- _The task_
Repeat the material verbatim and drop the pictures.

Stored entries

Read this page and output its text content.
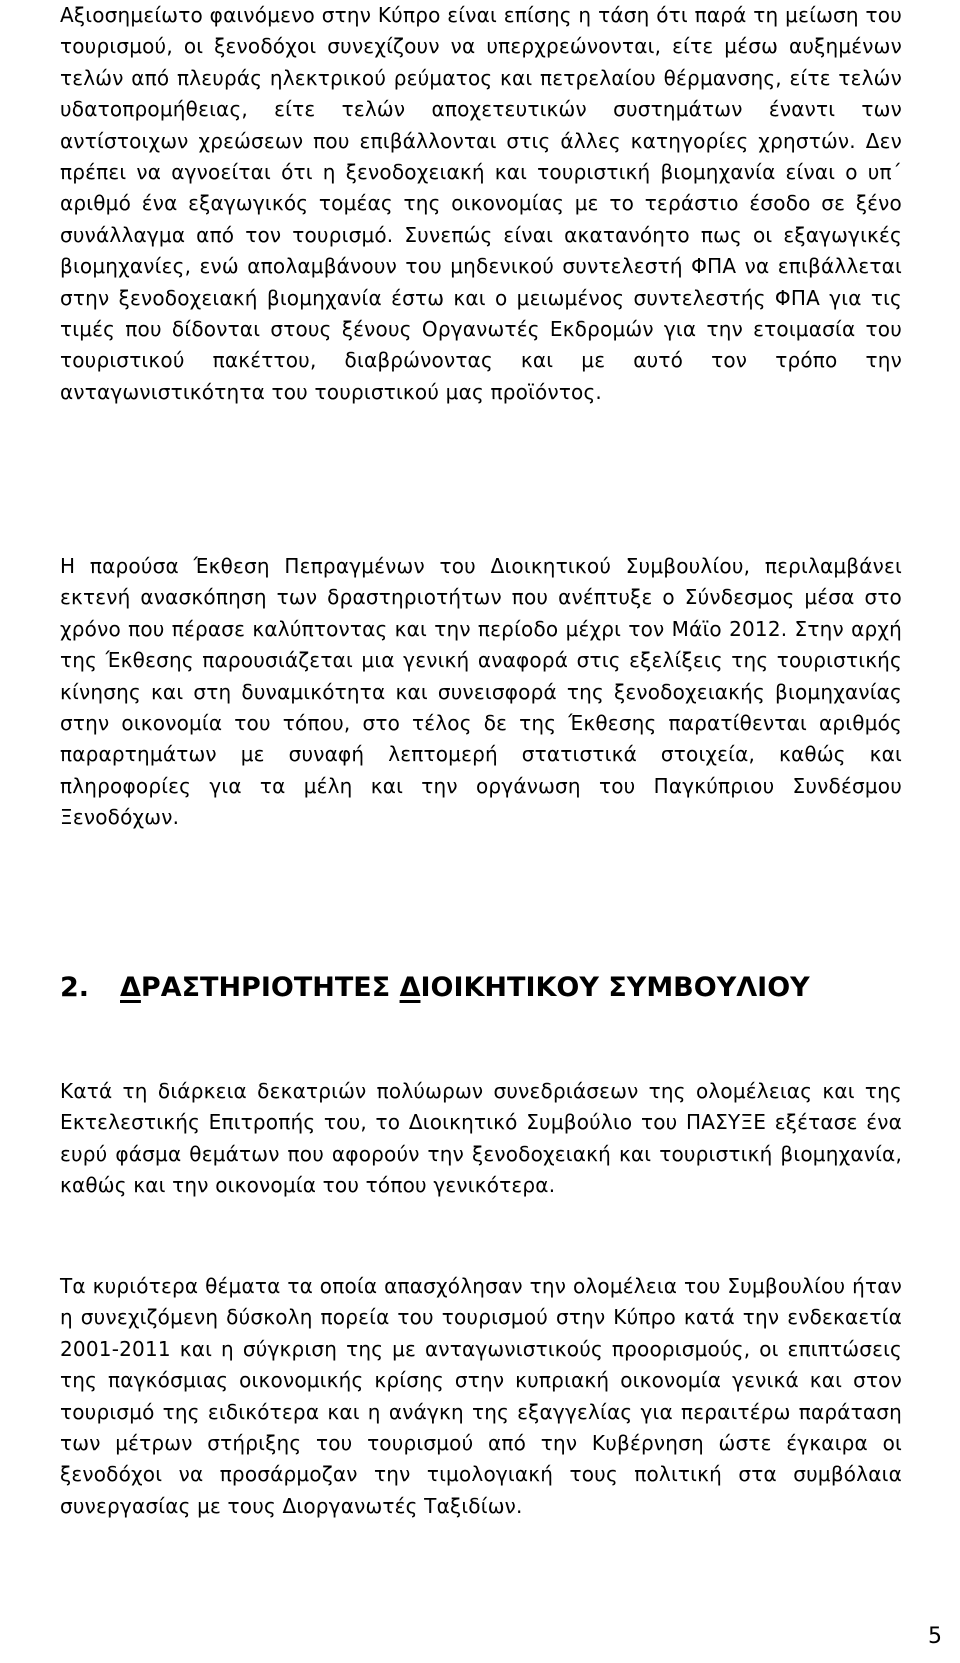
Αξιοσημείωτο φαινόμενο στην Κύπρο είναι επίσης η τάση ότι παρά τη μείωση του τουρισμού, οι ξενοδόχοι συνεχίζουν να υπερχρεώνονται, είτε μέσω αυξημένων τελών από πλευράς ηλεκτρικού ρεύματος και πετρελαίου θέρμανσης, είτε τελών υδατοπρομήθειας, είτε τελών αποχετευτικών συστημάτων έναντι των αντίστοιχων χρεώσεων που επιβάλλονται στις άλλες κατηγορίες χρηστών. Δεν πρέπει να αγνοείται ότι η ξενοδοχειακή και τουριστική βιομηχανία είναι ο υπ΄ αριθμό ένα εξαγωγικός τομέας της οικονομίας με το τεράστιο έσοδο σε ξένο συνάλλαγμα από τον τουρισμό. Συνεπώς είναι ακατανόητο πως οι εξαγωγικές βιομηχανίες, ενώ απολαμβάνουν του μηδενικού συντελεστή ΦΠΑ να επιβάλλεται στην ξενοδοχειακή βιομηχανία έστω και ο μειωμένος συντελεστής ΦΠΑ για τις τιμές που δίδονται στους ξένους Οργανωτές Εκδρομών για την ετοιμασία του τουριστικού πακέττου, διαβρώνοντας και με αυτό τον τρόπο την ανταγωνιστικότητα του τουριστικού μας προϊόντος.

Η παρούσα Έκθεση Πεπραγμένων του Διοικητικού Συμβουλίου, περιλαμβάνει εκτενή ανασκόπηση των δραστηριοτήτων που ανέπτυξε ο Σύνδεσμος μέσα στο χρόνο που πέρασε καλύπτοντας και την περίοδο μέχρι τον Μάϊο 2012. Στην αρχή της Έκθεσης παρουσιάζεται μια γενική αναφορά στις εξελίξεις της τουριστικής κίνησης και στη δυναμικότητα και συνεισφορά της ξενοδοχειακής βιομηχανίας στην οικονομία του τόπου, στο τέλος δε της Έκθεσης παρατίθενται αριθμός παραρτημάτων με συναφή λεπτομερή στατιστικά στοιχεία, καθώς και πληροφορίες για τα μέλη και την οργάνωση του Παγκύπριου Συνδέσμου Ξενοδόχων.

2. ΔΡΑΣΤΗΡΙΟΤΗΤΕΣ ΔΙΟΙΚΗΤΙΚΟΥ ΣΥΜΒΟΥΛΙΟΥ

Κατά τη διάρκεια δεκατριών πολύωρων συνεδριάσεων της ολομέλειας και της Εκτελεστικής Επιτροπής του, το Διοικητικό Συμβούλιο του ΠΑΣΥΞΕ εξέτασε ένα ευρύ φάσμα θεμάτων που αφορούν την ξενοδοχειακή και τουριστική βιομηχανία, καθώς και την οικονομία του τόπου γενικότερα.

Τα κυριότερα θέματα τα οποία απασχόλησαν την ολομέλεια του Συμβουλίου ήταν η συνεχιζόμενη δύσκολη πορεία του τουρισμού στην Κύπρο κατά την ενδεκαετία 2001-2011 και η σύγκριση της με ανταγωνιστικούς προορισμούς, οι επιπτώσεις της παγκόσμιας οικονομικής κρίσης στην κυπριακή οικονομία γενικά και στον τουρισμό της ειδικότερα και η ανάγκη της εξαγγελίας για περαιτέρω παράταση των μέτρων στήριξης του τουρισμού από την Κυβέρνηση ώστε έγκαιρα οι ξενοδόχοι να προσάρμοζαν την τιμολογιακή τους πολιτική στα συμβόλαια συνεργασίας με τους Διοργανωτές Ταξιδίων.

5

- _Answer to this exercise_
Read this page and output its text content.
Αξιοσημείωτο φαινόμενο στην Κύπρο είναι επίσης η τάση ότι παρά τη μείωση του τουρισμού, οι ξενοδόχοι συνεχίζουν να υπερχρεώνονται, είτε μέσω αυξημένων τελών από πλευράς ηλεκτρικού ρεύματος και πετρελαίου θέρμανσης, είτε τελών υδατοπρομήθειας, είτε τελών αποχετευτικών συστημάτων έναντι των αντίστοιχων χρεώσεων που επιβάλλονται στις άλλες κατηγορίες χρηστών. Δεν πρέπει να αγνοείται ότι η ξενοδοχειακή και τουριστική βιομηχανία είναι ο υπ΄ αριθμό ένα εξαγωγικός τομέας της οικονομίας με το τεράστιο έσοδο σε ξένο συνάλλαγμα από τον τουρισμό. Συνεπώς είναι ακατανόητο πως οι εξαγωγικές βιομηχανίες, ενώ απολαμβάνουν του μηδενικού συντελεστή ΦΠΑ να επιβάλλεται στην ξενοδοχειακή βιομηχανία έστω και ο μειωμένος συντελεστής ΦΠΑ για τις τιμές που δίδονται στους ξένους Οργανωτές Εκδρομών για την ετοιμασία του τουριστικού πακέττου, διαβρώνοντας και με αυτό τον τρόπο την ανταγωνιστικότητα του τουριστικού μας προϊόντος.

Η παρούσα Έκθεση Πεπραγμένων του Διοικητικού Συμβουλίου, περιλαμβάνει εκτενή ανασκόπηση των δραστηριοτήτων που ανέπτυξε ο Σύνδεσμος μέσα στο χρόνο που πέρασε καλύπτοντας και την περίοδο μέχρι τον Μάϊο 2012. Στην αρχή της Έκθεσης παρουσιάζεται μια γενική αναφορά στις εξελίξεις της τουριστικής κίνησης και στη δυναμικότητα και συνεισφορά της ξενοδοχειακής βιομηχανίας στην οικονομία του τόπου, στο τέλος δε της Έκθεσης παρατίθενται αριθμός παραρτημάτων με συναφή λεπτομερή στατιστικά στοιχεία, καθώς και πληροφορίες για τα μέλη και την οργάνωση του Παγκύπριου Συνδέσμου Ξενοδόχων.

2. ΔΡΑΣΤΗΡΙΟΤΗΤΕΣ ΔΙΟΙΚΗΤΙΚΟΥ ΣΥΜΒΟΥΛΙΟΥ

Κατά τη διάρκεια δεκατριών πολύωρων συνεδριάσεων της ολομέλειας και της Εκτελεστικής Επιτροπής του, το Διοικητικό Συμβούλιο του ΠΑΣΥΞΕ εξέτασε ένα ευρύ φάσμα θεμάτων που αφορούν την ξενοδοχειακή και τουριστική βιομηχανία, καθώς και την οικονομία του τόπου γενικότερα.

Τα κυριότερα θέματα τα οποία απασχόλησαν την ολομέλεια του Συμβουλίου ήταν η συνεχιζόμενη δύσκολη πορεία του τουρισμού στην Κύπρο κατά την ενδεκαετία 2001-2011 και η σύγκριση της με ανταγωνιστικούς προορισμούς, οι επιπτώσεις της παγκόσμιας οικονομικής κρίσης στην κυπριακή οικονομία γενικά και στον τουρισμό της ειδικότερα και η ανάγκη της εξαγγελίας για περαιτέρω παράταση των μέτρων στήριξης του τουρισμού από την Κυβέρνηση ώστε έγκαιρα οι ξενοδόχοι να προσάρμοζαν την τιμολογιακή τους πολιτική στα συμβόλαια συνεργασίας με τους Διοργανωτές Ταξιδίων.

5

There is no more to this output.